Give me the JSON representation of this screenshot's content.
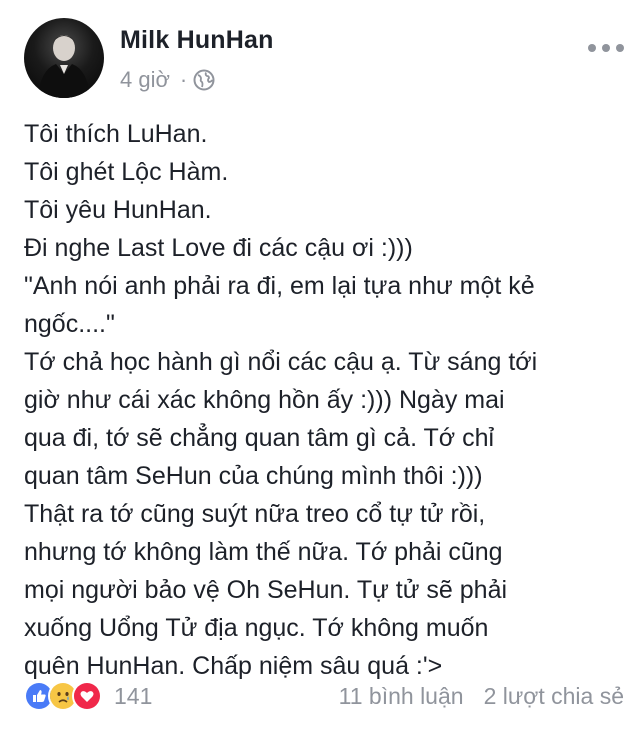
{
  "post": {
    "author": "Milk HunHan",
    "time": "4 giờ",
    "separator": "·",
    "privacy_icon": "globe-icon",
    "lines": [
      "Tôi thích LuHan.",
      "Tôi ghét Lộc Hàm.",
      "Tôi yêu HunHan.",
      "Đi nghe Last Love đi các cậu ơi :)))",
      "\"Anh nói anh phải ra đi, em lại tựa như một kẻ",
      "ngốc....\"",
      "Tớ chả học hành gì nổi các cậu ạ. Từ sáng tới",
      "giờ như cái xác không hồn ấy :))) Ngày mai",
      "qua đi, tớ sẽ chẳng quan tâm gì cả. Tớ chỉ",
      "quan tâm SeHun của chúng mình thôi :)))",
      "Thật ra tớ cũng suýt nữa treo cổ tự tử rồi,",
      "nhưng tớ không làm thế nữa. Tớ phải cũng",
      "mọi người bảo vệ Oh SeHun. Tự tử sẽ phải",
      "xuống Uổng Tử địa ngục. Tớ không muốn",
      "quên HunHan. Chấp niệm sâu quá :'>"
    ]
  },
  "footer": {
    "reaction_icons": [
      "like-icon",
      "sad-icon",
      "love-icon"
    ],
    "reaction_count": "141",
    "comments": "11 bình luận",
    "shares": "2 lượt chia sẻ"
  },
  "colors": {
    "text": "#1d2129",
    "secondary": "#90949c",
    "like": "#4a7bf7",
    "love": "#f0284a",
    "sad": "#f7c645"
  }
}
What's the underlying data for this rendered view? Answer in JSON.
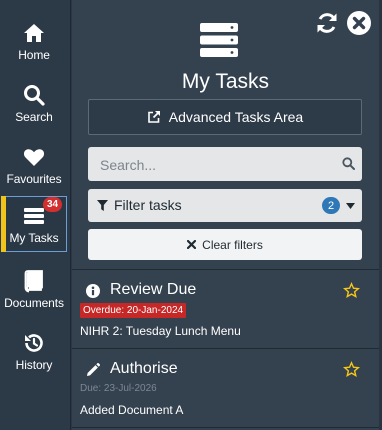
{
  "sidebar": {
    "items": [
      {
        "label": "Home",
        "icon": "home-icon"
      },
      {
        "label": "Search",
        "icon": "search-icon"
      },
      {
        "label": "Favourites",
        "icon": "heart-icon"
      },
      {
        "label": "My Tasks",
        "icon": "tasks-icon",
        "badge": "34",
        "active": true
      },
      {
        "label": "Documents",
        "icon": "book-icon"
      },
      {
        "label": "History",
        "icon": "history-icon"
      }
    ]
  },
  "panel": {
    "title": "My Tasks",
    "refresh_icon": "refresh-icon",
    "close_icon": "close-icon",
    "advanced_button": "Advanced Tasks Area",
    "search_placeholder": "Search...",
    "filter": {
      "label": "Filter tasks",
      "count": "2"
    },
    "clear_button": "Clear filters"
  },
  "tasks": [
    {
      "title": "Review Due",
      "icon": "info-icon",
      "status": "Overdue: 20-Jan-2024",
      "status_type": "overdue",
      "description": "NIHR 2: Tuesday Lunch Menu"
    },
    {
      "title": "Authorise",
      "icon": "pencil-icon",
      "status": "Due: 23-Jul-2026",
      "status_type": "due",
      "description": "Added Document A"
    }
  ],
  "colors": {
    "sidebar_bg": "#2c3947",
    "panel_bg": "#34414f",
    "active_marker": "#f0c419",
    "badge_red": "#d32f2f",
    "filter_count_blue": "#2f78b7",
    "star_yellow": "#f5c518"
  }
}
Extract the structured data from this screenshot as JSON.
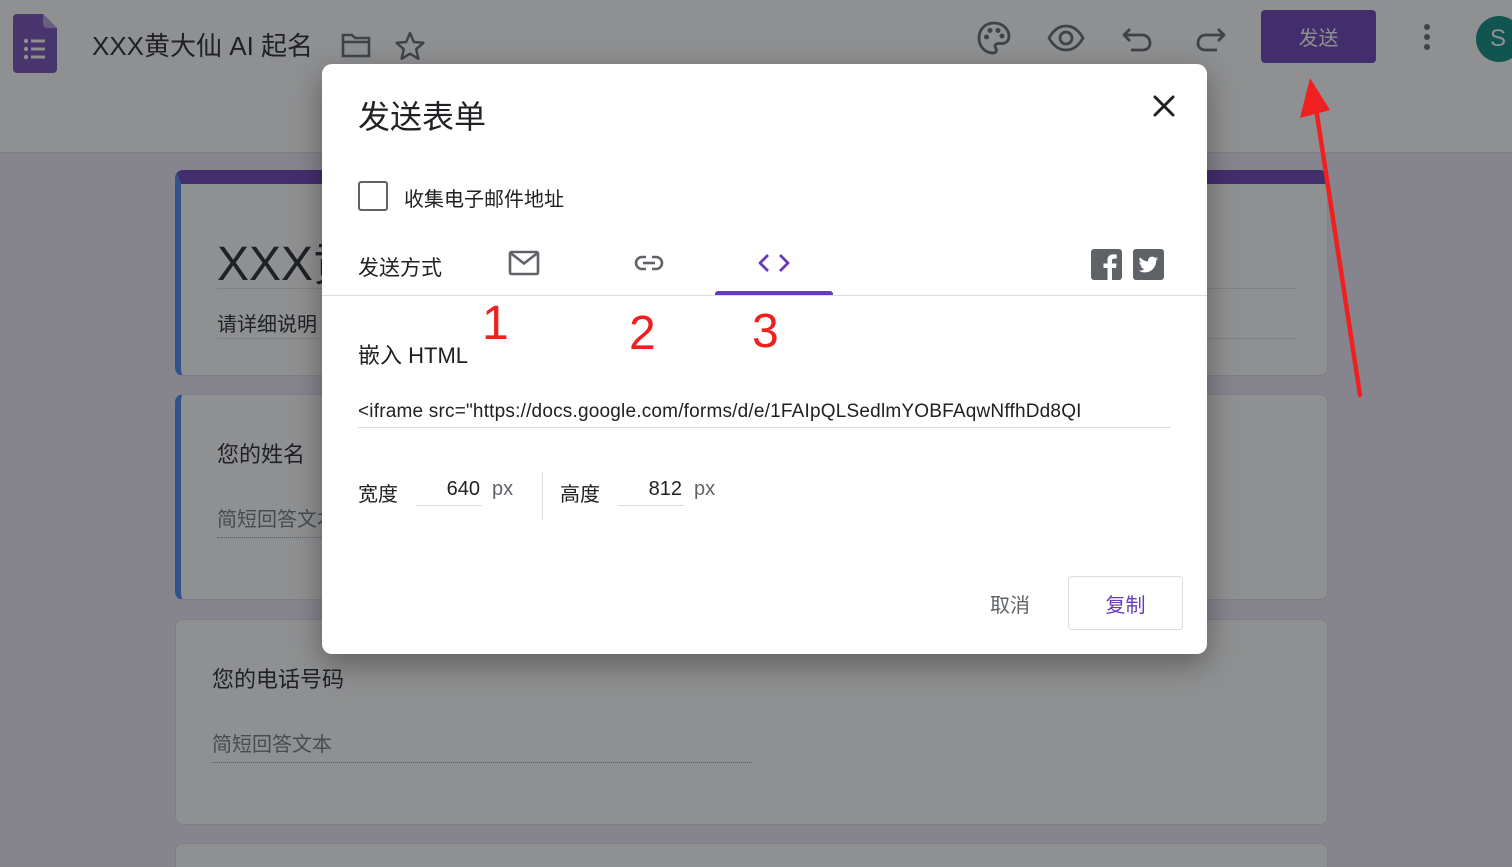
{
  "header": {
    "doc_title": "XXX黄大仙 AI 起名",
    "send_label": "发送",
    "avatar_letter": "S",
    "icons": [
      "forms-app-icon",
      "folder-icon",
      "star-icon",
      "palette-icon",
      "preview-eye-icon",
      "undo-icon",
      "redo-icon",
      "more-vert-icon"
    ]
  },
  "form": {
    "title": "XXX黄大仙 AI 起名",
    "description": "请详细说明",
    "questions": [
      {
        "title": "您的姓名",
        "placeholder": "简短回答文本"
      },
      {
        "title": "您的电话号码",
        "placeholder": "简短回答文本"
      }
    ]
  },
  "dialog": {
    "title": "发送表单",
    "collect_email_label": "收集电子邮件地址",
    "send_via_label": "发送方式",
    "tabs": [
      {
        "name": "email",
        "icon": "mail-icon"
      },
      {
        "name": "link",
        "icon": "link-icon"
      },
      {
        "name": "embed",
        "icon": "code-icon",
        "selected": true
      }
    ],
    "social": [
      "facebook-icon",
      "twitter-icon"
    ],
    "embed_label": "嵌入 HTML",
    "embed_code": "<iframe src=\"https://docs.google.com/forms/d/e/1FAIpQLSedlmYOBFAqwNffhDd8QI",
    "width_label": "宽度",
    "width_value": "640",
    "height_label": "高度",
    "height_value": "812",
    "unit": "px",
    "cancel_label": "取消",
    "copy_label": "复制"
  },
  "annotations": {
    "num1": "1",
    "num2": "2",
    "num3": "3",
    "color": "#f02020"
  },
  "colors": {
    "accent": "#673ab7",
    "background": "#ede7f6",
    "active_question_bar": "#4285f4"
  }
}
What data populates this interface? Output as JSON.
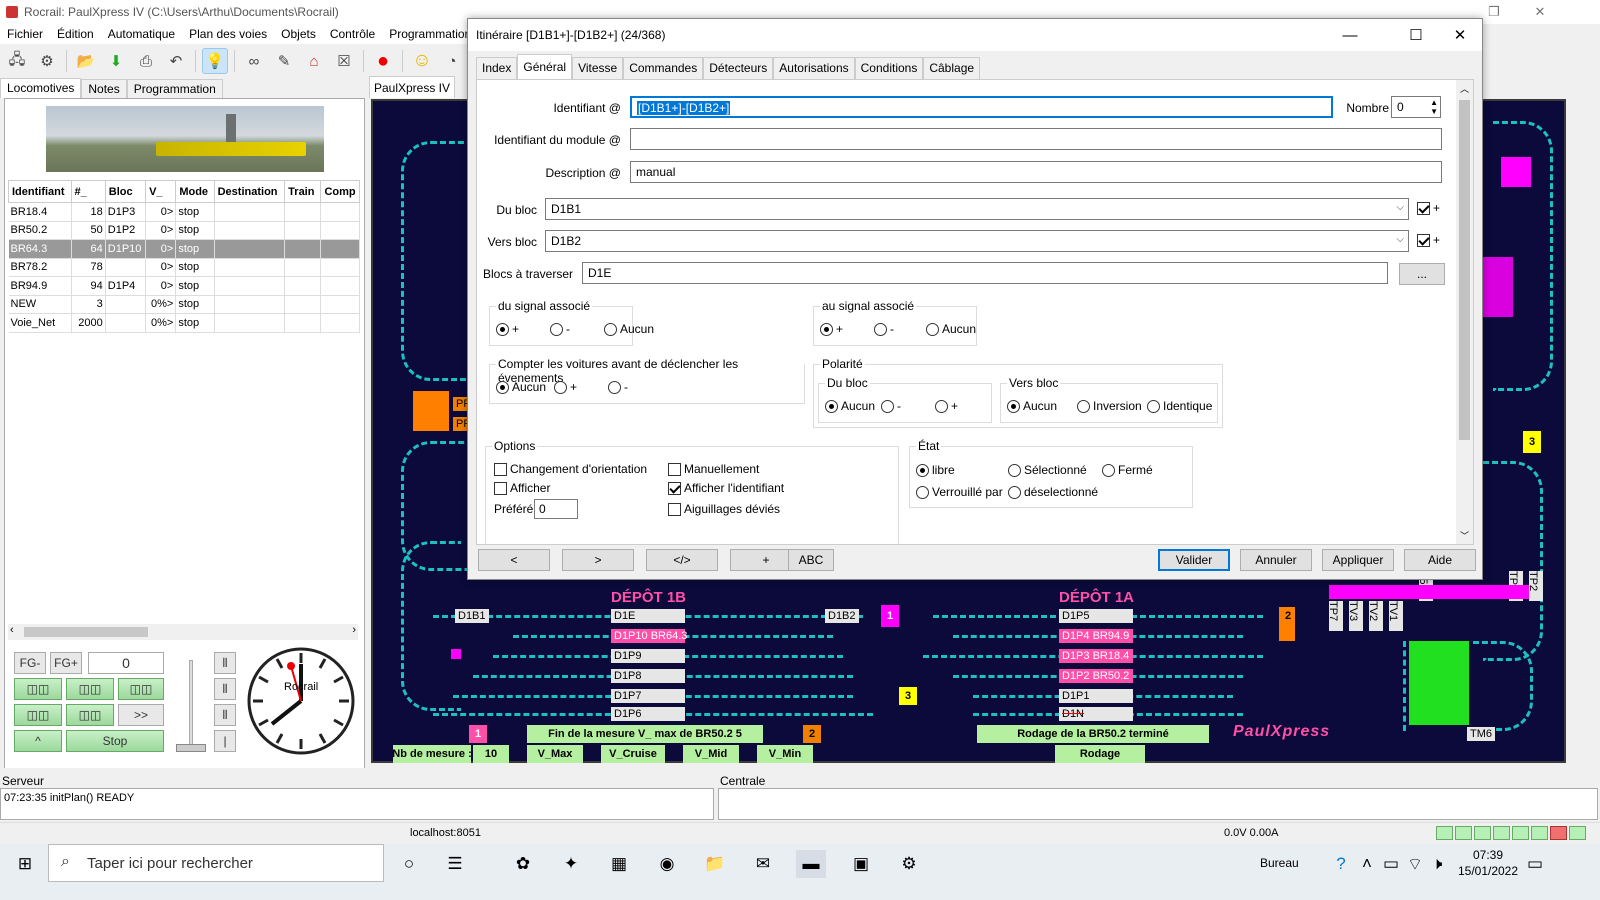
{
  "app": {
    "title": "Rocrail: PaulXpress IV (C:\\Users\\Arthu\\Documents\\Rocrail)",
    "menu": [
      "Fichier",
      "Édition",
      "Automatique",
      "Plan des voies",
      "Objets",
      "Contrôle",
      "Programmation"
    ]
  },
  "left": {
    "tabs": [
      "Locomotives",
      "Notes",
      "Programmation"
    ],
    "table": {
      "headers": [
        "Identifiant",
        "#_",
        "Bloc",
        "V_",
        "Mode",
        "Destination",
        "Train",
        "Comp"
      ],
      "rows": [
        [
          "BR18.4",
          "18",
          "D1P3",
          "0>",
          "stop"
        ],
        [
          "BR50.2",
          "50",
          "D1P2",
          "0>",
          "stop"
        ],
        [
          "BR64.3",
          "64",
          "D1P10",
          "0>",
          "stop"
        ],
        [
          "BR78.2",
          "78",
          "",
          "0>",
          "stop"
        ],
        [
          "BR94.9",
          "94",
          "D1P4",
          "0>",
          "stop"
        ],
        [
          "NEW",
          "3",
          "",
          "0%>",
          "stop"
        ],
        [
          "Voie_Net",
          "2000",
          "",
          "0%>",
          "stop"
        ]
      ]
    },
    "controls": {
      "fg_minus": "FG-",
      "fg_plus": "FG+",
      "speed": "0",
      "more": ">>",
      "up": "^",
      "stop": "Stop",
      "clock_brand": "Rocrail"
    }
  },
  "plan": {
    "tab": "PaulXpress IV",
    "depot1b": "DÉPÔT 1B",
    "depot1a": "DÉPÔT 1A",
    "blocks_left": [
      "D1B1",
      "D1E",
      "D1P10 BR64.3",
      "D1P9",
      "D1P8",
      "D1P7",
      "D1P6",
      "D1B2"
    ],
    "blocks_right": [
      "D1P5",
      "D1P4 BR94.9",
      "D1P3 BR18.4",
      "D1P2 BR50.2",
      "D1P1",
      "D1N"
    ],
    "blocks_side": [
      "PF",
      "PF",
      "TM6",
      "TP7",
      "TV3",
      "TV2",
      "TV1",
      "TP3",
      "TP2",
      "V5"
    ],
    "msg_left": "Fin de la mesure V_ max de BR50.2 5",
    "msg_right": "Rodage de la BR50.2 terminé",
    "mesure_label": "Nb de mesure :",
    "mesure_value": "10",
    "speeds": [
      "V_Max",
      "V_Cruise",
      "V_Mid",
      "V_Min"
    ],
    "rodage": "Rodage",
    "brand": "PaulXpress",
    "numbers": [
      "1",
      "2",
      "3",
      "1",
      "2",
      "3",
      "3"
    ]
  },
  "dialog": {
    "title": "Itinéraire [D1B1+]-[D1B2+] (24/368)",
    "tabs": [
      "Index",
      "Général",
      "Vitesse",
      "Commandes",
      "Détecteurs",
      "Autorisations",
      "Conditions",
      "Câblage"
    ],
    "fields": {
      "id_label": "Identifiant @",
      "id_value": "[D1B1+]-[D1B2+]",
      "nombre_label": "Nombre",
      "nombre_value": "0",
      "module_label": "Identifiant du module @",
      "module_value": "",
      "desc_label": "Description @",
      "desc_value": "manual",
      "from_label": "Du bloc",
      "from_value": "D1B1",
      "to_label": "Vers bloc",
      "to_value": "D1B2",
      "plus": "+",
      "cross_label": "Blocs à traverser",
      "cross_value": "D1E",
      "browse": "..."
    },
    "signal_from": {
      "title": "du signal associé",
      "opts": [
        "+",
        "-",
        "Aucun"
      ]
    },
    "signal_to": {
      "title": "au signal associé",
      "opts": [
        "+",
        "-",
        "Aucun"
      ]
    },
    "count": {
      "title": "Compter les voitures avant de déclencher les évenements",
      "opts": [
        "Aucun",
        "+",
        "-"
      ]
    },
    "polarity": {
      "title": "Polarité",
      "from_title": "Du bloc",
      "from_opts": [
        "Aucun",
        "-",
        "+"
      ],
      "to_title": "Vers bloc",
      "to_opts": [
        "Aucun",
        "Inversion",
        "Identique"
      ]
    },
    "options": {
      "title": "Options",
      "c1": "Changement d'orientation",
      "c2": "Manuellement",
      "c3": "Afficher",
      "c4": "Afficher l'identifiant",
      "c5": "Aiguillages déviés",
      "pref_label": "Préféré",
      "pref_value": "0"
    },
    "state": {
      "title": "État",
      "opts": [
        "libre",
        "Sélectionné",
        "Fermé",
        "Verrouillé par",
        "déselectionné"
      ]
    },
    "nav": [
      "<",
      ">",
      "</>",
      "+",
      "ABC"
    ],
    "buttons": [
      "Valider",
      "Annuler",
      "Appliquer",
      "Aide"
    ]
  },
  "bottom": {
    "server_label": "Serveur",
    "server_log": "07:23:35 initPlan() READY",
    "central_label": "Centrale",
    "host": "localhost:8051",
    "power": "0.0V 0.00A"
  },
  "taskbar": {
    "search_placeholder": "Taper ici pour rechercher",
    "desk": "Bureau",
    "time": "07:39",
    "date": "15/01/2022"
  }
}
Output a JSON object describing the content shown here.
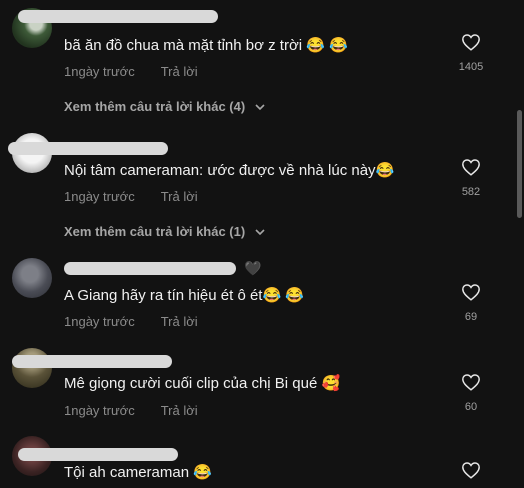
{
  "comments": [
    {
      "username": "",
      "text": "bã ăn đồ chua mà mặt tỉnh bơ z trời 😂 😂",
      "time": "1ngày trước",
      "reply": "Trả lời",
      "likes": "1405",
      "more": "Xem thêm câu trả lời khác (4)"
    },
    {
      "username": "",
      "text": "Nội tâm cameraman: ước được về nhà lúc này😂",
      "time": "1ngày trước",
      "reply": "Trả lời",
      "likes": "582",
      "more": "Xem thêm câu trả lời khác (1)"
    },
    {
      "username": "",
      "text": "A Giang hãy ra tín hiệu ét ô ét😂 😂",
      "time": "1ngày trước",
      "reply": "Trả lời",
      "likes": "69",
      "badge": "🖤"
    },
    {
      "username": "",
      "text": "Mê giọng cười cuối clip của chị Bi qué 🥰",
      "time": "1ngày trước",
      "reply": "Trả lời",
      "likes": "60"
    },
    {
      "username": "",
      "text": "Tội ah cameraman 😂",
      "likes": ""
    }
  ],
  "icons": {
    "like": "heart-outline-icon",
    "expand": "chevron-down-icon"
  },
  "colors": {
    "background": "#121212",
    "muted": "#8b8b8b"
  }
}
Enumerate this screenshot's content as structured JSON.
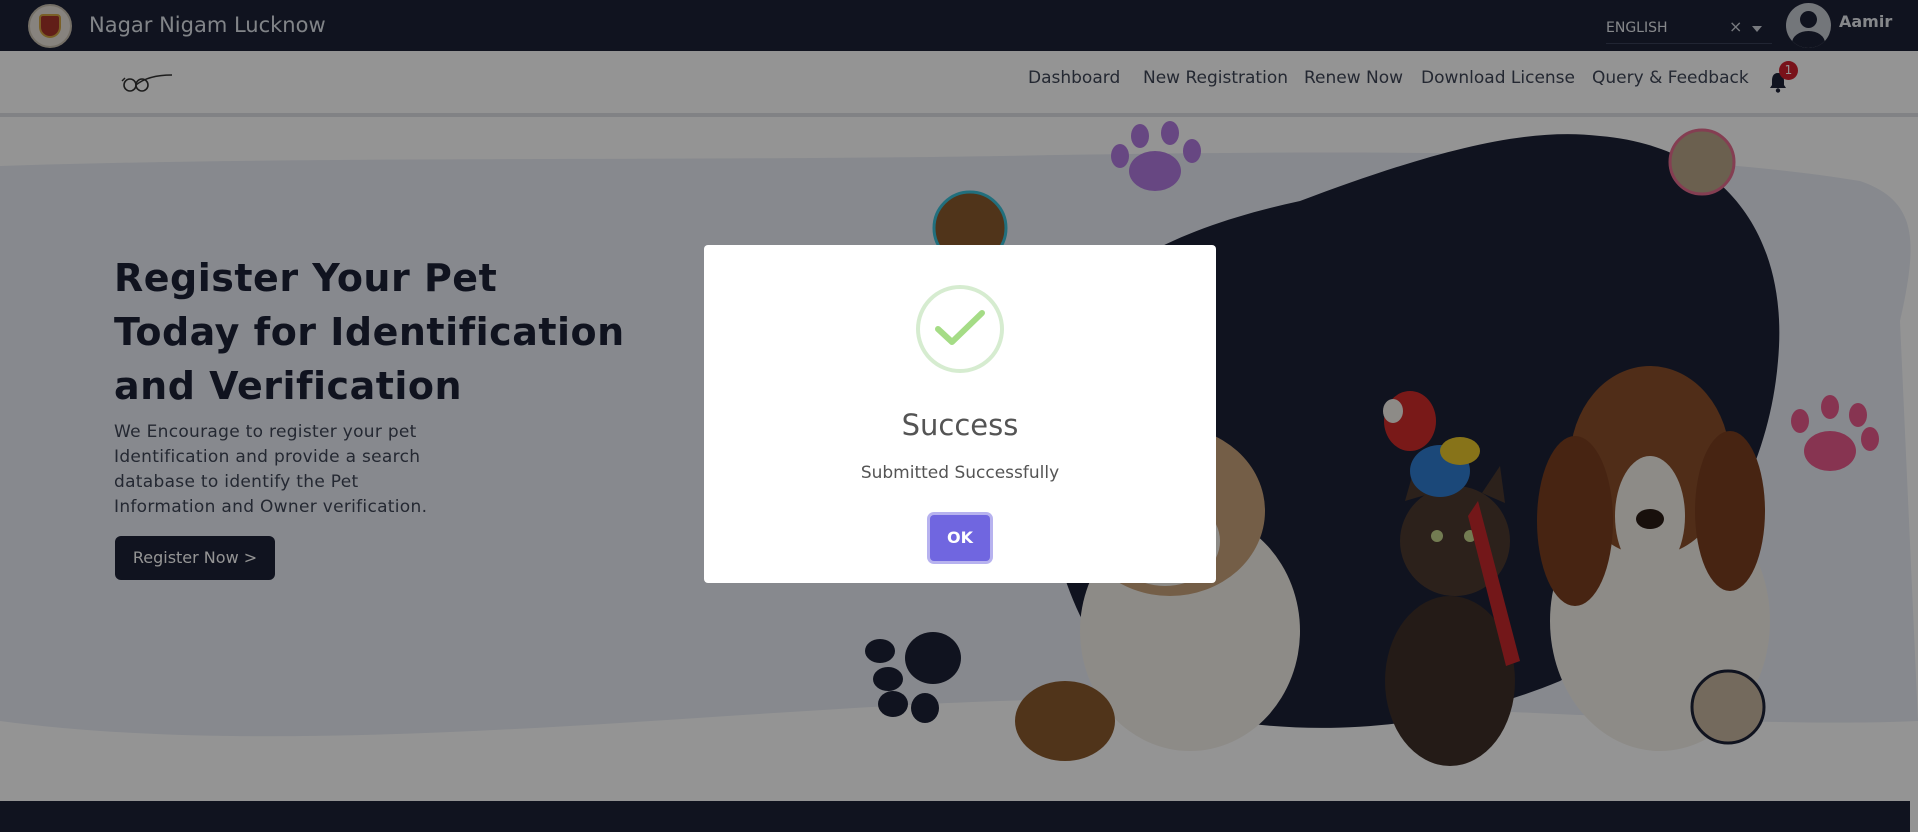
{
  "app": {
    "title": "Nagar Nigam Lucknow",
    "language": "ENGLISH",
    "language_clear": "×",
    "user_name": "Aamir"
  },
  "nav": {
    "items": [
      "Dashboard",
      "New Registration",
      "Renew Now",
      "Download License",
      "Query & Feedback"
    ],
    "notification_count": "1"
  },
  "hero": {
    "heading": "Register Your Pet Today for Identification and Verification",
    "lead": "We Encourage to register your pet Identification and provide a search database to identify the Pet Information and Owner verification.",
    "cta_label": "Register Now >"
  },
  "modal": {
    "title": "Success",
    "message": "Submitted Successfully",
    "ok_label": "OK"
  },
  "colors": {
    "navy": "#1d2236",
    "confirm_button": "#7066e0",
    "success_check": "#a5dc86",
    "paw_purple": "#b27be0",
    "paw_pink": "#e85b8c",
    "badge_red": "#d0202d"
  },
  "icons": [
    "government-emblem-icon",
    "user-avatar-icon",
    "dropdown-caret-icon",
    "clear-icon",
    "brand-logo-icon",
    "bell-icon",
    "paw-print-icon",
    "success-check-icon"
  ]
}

****

■ REQUIREMENTS
Pick out the lines that contain "associé" and copy them.

■ COMPLETE OUTPUT
      "title": "du signal associé",
      "title": "au signal associé",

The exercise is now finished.